## 引用文

╭──

出張やらなんやら喫緊の仕事もたくさんあったが、全部一旦放棄する自由が与えられたのだ。

 

しかし、地獄はこれで終わりではなかった。

 

休職の手続き面倒すぎ問題

休職するにあたって、社内の手続きが非常に面倒なのである。

 

まず、休職するための具体的な手続きを記載したガイドがすぐに手に入らないこと。

就業規定には、「社員には、私傷病により一定の条件のもと休職する権利がある。」としか書いておらず、詳細な手順が記載されているわけではないのだ。自力で人事に問い合わせないと辿り着けないようになっていた。

 

次に、休職申請から申請受理、復職までの手続きが煩雑かつ非常に多くの時間を要すること。

中でもメンタル疾患による休職の手順は特に複雑で、休職届が受理されるまで、そして復職が実現するまでにそれぞれ必要な書類を提出し、そしてそれぞれに1週間以上の承認期間を有する。

だから、ここのバッファーを考えた上での休養日数を医者と相談して多めに取る必要がある。

 

私の場合は約4週間の休養が必要との判断だったため、確実に必要な休養期間と会社の制度を照らし合わせて考えると以下の通りにやるしかなかった。

 

  1. 最初に2週間ほどの有給休暇を取得
  2. 有給休暇の期間中に、休職手続き書を人事に提出(約2ヶ月休職する旨記載)
    • かかりつけ医に必要な休職日数を書いてもらいにいく
  3. 休職終了予定日の約2週間前までに休職延長手続き書 or 復職手続き書を人事に提出
    • 休職終了予定日の1週間前までに、休職延長 or 復職のいずれかが決定している必要があるため、これくらい早めに動く必要がある
    • こちらも、かかりつけ医に書いてもらいにいく
  4. 休職終了予定日1週間前、弊社産業医と面談
    • 休職延長する場合も、復職する場合も、面談は必須。
  • 休職延長する場合:上記と同じく休職終了予定日2週間前に書類記載→1週間前に面談の流れが必要
  • 復職する場合:復職後約1〜3ヶ月は休職中として処理される
    • もちろん「復職」するので、仕事は振られる。しかし「メンタル疾患復職者の一定期間残業禁止」という規定により、この期間はフルで仕事していることにならない
      • 残業が当たり前すぎる文化圏なので、残業しない=時短労働の扱いとなり、書類上も休職のままとなる。でも仕事はしている状態。バカか?

以上が私の調査したところである。

 

こんなん、自殺未遂後の人間にやらせることじゃないだろ…と素直に思った。しかしいち平社員としては、一定の給与補償のためには自力でなんとかやるしかない。

今現在、休職申請のための書類を揃えている段階であるため、厳密には休職中ではなく、「有給休暇」なのである。ちなみに、弊社では有給休暇を"Vacation"と呼称している。この状態のどこがVacationなのか説明して欲しい。

╰──

## 取り組む課題
- 1) 引用文で、筆者の会社は有給休暇を何と呼んでいるか。
- 2) 引用文で、休職延長手続き書または復職手続き書を休職終了予定日の約2週間前までに提出しなければならないのはなぜか、説明せよ。

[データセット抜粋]
╭──

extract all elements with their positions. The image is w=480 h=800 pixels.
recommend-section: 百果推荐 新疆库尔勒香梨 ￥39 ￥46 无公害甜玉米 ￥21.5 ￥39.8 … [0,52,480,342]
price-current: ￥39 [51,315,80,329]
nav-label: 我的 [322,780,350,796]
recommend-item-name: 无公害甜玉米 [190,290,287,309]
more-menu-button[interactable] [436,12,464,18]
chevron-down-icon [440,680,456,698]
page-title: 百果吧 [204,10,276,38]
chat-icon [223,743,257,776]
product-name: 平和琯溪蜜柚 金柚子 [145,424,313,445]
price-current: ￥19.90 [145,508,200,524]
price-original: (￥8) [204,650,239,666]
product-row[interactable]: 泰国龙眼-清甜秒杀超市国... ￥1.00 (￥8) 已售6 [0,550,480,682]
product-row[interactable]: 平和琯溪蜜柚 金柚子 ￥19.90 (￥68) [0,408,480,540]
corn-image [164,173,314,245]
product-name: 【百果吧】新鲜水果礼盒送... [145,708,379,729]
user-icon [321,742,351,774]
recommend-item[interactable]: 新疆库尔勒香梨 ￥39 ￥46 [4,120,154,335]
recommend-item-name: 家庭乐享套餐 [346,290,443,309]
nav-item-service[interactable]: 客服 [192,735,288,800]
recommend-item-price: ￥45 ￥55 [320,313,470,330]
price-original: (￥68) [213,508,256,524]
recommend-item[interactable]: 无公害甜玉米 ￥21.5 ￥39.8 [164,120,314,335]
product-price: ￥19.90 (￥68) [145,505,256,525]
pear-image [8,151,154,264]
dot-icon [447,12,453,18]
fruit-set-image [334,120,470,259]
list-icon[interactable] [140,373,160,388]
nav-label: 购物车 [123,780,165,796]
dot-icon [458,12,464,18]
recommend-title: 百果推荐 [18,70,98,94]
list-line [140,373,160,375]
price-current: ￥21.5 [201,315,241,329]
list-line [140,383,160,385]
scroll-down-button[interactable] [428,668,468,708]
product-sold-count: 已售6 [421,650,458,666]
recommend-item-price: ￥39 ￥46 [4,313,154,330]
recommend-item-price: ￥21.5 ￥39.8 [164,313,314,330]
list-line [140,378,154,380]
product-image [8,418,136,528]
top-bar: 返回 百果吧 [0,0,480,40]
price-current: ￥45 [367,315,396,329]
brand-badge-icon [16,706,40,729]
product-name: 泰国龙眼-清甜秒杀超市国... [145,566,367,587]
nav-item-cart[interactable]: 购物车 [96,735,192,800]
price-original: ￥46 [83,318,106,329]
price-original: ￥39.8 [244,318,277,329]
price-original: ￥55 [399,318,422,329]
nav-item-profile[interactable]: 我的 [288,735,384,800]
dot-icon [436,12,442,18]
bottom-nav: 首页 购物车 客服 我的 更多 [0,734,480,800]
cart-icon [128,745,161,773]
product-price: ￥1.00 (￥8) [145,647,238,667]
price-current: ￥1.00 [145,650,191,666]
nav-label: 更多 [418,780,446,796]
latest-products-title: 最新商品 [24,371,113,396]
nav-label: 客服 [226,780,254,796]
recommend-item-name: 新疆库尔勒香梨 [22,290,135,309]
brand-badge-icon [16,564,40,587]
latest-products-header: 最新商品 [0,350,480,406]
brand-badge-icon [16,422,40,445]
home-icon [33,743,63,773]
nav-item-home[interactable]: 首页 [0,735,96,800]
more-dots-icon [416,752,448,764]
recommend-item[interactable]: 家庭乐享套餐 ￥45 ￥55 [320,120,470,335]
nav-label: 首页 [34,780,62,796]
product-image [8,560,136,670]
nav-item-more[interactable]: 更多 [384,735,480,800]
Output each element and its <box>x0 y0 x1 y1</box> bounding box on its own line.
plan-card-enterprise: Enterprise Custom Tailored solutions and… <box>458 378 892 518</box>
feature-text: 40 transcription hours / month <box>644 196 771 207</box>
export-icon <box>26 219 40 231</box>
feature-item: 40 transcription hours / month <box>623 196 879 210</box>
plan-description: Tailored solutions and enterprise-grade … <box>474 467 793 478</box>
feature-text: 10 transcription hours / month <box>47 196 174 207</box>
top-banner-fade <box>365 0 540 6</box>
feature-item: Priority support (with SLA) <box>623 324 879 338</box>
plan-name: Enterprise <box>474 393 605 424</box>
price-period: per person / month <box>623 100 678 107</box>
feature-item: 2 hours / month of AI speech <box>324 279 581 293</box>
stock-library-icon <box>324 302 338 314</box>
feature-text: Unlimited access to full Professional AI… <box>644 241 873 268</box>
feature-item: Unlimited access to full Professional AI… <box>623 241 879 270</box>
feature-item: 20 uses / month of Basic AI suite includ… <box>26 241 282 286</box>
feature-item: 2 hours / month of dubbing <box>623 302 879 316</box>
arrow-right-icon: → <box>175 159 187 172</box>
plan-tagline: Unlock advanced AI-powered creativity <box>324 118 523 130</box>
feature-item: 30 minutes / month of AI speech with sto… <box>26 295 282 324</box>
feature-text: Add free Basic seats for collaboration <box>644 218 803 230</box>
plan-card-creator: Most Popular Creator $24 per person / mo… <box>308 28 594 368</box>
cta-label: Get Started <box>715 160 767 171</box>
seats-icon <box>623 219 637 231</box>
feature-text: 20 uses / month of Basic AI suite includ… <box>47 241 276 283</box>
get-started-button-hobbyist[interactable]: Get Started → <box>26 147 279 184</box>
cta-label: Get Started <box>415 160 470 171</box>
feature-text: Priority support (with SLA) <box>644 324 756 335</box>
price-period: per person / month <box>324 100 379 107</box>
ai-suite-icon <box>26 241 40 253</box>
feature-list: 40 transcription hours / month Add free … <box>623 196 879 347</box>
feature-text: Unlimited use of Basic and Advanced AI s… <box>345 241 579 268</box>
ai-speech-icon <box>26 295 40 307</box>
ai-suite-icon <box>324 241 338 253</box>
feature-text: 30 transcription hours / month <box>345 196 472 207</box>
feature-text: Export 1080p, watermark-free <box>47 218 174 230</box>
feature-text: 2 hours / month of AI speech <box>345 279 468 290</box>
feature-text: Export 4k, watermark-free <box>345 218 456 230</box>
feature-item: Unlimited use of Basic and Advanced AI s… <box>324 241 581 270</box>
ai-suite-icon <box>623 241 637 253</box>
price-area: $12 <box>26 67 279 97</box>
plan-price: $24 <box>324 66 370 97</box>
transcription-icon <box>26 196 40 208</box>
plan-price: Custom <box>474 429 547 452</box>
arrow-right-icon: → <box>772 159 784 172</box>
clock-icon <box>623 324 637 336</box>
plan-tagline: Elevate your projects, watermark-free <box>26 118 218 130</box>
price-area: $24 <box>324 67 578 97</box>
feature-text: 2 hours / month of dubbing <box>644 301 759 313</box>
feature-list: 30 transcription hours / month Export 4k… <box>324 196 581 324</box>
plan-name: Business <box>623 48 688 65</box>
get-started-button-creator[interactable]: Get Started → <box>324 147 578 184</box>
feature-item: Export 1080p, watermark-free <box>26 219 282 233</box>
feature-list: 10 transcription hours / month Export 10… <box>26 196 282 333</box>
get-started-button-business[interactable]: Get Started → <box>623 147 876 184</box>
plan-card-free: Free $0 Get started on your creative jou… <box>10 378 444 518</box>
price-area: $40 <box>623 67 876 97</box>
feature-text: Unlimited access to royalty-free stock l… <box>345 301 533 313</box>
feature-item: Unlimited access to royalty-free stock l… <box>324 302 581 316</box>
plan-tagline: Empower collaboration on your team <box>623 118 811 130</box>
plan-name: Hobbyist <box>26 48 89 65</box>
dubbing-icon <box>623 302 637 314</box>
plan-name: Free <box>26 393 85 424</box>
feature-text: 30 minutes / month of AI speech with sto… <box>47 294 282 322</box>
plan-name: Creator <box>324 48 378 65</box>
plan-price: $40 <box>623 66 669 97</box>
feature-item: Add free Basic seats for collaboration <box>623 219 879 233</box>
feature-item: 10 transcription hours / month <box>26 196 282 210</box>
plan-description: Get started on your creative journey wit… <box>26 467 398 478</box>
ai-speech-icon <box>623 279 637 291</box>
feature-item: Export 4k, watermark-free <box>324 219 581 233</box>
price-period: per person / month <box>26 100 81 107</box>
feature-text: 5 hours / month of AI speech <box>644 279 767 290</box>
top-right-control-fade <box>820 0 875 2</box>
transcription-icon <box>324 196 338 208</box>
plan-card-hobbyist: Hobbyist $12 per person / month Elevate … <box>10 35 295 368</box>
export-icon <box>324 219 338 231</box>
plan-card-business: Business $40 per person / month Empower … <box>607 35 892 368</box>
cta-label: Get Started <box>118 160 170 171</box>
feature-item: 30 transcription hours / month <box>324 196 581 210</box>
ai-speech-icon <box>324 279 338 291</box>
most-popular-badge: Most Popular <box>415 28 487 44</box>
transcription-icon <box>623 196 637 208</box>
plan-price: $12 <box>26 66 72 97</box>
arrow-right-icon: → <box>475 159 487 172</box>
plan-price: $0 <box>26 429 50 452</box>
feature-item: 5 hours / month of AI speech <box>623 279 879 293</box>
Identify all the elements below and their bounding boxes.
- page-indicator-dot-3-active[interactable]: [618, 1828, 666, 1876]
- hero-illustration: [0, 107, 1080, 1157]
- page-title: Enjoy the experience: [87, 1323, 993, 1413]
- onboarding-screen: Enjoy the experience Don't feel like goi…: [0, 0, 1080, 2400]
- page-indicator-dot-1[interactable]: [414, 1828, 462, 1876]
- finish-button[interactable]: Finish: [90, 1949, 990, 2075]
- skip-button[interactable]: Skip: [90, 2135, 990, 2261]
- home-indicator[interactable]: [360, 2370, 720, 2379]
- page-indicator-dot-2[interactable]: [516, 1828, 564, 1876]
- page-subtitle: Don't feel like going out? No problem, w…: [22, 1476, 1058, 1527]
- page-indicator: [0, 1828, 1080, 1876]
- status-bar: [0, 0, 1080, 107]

╰──

## 課題の解答
- 1) "Vacation"と呼んでいる。

- 2) 休職終了予定日の1週間前までに、休職延長か復職のどちらにするかが決まっていなければならない。そのため、約2週間前という早い時期に動く必要がある。